* WORK TO DO *
Render the material again word for word, skipping the pictures in it.

>> begin DATA SHOWN

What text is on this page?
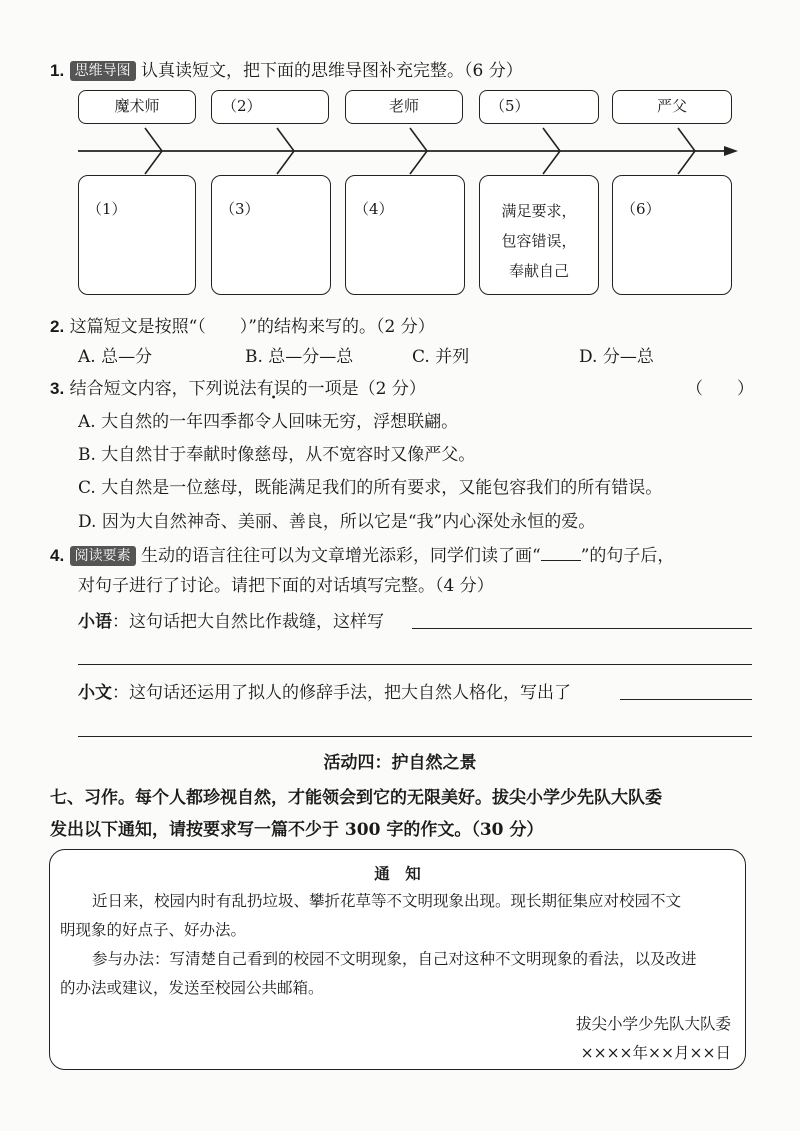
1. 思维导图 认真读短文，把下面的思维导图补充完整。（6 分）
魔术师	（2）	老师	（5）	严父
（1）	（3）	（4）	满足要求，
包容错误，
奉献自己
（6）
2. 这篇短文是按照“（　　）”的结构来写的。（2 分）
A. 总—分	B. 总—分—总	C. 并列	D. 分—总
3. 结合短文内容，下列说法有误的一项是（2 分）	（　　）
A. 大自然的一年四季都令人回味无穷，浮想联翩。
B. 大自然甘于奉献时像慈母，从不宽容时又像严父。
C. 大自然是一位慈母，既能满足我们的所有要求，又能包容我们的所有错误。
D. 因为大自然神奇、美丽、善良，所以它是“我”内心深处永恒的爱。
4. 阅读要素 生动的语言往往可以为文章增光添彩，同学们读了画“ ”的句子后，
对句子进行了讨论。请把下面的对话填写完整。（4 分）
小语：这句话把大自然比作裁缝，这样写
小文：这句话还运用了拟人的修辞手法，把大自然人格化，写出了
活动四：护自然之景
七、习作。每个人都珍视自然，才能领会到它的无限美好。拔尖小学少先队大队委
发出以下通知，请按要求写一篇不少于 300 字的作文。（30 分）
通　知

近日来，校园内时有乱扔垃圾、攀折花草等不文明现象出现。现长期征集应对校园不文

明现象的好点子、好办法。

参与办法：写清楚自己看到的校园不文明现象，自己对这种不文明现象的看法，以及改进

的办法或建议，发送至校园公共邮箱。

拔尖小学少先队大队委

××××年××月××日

>> end DATA SHOWN

* WORKED ANSWER *
What text is on this page?
1. 思维导图 认真读短文，把下面的思维导图补充完整。（6 分）
魔术师	（2）	老师	（5）	严父
（1）	（3）	（4）	满足要求，
包容错误，
奉献自己
（6）
2. 这篇短文是按照“（　　）”的结构来写的。（2 分）
A. 总—分	B. 总—分—总	C. 并列	D. 分—总
3. 结合短文内容，下列说法有误的一项是（2 分）	（　　）
A. 大自然的一年四季都令人回味无穷，浮想联翩。
B. 大自然甘于奉献时像慈母，从不宽容时又像严父。
C. 大自然是一位慈母，既能满足我们的所有要求，又能包容我们的所有错误。
D. 因为大自然神奇、美丽、善良，所以它是“我”内心深处永恒的爱。
4. 阅读要素 生动的语言往往可以为文章增光添彩，同学们读了画“ ”的句子后，
对句子进行了讨论。请把下面的对话填写完整。（4 分）
小语：这句话把大自然比作裁缝，这样写
小文：这句话还运用了拟人的修辞手法，把大自然人格化，写出了
活动四：护自然之景
七、习作。每个人都珍视自然，才能领会到它的无限美好。拔尖小学少先队大队委
发出以下通知，请按要求写一篇不少于 300 字的作文。（30 分）
通　知

近日来，校园内时有乱扔垃圾、攀折花草等不文明现象出现。现长期征集应对校园不文

明现象的好点子、好办法。

参与办法：写清楚自己看到的校园不文明现象，自己对这种不文明现象的看法，以及改进

的办法或建议，发送至校园公共邮箱。

拔尖小学少先队大队委

××××年××月××日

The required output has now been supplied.